-- begin Input records --

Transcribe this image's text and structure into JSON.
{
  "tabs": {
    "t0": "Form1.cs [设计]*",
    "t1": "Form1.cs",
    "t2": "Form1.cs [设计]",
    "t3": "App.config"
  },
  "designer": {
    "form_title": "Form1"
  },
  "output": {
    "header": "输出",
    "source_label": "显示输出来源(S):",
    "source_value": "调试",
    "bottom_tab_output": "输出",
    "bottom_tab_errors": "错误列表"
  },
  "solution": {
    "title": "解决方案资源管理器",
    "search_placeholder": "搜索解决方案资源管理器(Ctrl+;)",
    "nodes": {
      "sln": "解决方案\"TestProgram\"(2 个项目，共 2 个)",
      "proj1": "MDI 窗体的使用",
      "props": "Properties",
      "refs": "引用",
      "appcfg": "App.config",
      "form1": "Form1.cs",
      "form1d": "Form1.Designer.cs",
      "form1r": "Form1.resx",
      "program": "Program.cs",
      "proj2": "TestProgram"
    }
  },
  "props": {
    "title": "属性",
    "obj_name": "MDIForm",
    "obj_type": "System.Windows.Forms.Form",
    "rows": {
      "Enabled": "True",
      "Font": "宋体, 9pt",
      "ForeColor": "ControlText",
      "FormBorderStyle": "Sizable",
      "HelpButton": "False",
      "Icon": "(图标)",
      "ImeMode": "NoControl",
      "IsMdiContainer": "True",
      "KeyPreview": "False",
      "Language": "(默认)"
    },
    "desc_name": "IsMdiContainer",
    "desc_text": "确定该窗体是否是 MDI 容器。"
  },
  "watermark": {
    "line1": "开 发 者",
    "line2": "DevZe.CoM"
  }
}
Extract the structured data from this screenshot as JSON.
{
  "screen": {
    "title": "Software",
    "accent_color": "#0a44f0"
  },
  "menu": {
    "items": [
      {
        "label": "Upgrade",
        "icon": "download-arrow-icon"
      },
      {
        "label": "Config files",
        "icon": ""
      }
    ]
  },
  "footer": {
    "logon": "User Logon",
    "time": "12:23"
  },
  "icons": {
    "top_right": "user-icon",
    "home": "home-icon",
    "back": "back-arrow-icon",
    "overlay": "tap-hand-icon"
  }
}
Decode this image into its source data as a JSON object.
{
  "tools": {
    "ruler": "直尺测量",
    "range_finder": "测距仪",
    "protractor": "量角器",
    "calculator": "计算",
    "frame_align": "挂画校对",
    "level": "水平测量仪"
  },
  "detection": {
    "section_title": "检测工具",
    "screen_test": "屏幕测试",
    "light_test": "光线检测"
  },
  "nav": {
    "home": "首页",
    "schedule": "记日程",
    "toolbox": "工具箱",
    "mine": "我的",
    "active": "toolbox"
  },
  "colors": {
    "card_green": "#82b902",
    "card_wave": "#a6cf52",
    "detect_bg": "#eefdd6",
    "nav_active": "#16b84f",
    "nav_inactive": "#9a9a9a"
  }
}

-- end Input records --

Write the whole listing out again. Keep every line exactly as it is.

Transcribe this image's text and structure into JSON.
{
  "tabs": {
    "t0": "Form1.cs [设计]*",
    "t1": "Form1.cs",
    "t2": "Form1.cs [设计]",
    "t3": "App.config"
  },
  "designer": {
    "form_title": "Form1"
  },
  "output": {
    "header": "输出",
    "source_label": "显示输出来源(S):",
    "source_value": "调试",
    "bottom_tab_output": "输出",
    "bottom_tab_errors": "错误列表"
  },
  "solution": {
    "title": "解决方案资源管理器",
    "search_placeholder": "搜索解决方案资源管理器(Ctrl+;)",
    "nodes": {
      "sln": "解决方案\"TestProgram\"(2 个项目，共 2 个)",
      "proj1": "MDI 窗体的使用",
      "props": "Properties",
      "refs": "引用",
      "appcfg": "App.config",
      "form1": "Form1.cs",
      "form1d": "Form1.Designer.cs",
      "form1r": "Form1.resx",
      "program": "Program.cs",
      "proj2": "TestProgram"
    }
  },
  "props": {
    "title": "属性",
    "obj_name": "MDIForm",
    "obj_type": "System.Windows.Forms.Form",
    "rows": {
      "Enabled": "True",
      "Font": "宋体, 9pt",
      "ForeColor": "ControlText",
      "FormBorderStyle": "Sizable",
      "HelpButton": "False",
      "Icon": "(图标)",
      "ImeMode": "NoControl",
      "IsMdiContainer": "True",
      "KeyPreview": "False",
      "Language": "(默认)"
    },
    "desc_name": "IsMdiContainer",
    "desc_text": "确定该窗体是否是 MDI 容器。"
  },
  "watermark": {
    "line1": "开 发 者",
    "line2": "DevZe.CoM"
  }
}
Extract the structured data from this screenshot as JSON.
{
  "screen": {
    "title": "Software",
    "accent_color": "#0a44f0"
  },
  "menu": {
    "items": [
      {
        "label": "Upgrade",
        "icon": "download-arrow-icon"
      },
      {
        "label": "Config files",
        "icon": ""
      }
    ]
  },
  "footer": {
    "logon": "User Logon",
    "time": "12:23"
  },
  "icons": {
    "top_right": "user-icon",
    "home": "home-icon",
    "back": "back-arrow-icon",
    "overlay": "tap-hand-icon"
  }
}
Decode this image into its source data as a JSON object.
{
  "tools": {
    "ruler": "直尺测量",
    "range_finder": "测距仪",
    "protractor": "量角器",
    "calculator": "计算",
    "frame_align": "挂画校对",
    "level": "水平测量仪"
  },
  "detection": {
    "section_title": "检测工具",
    "screen_test": "屏幕测试",
    "light_test": "光线检测"
  },
  "nav": {
    "home": "首页",
    "schedule": "记日程",
    "toolbox": "工具箱",
    "mine": "我的",
    "active": "toolbox"
  },
  "colors": {
    "card_green": "#82b902",
    "card_wave": "#a6cf52",
    "detect_bg": "#eefdd6",
    "nav_active": "#16b84f",
    "nav_inactive": "#9a9a9a"
  }
}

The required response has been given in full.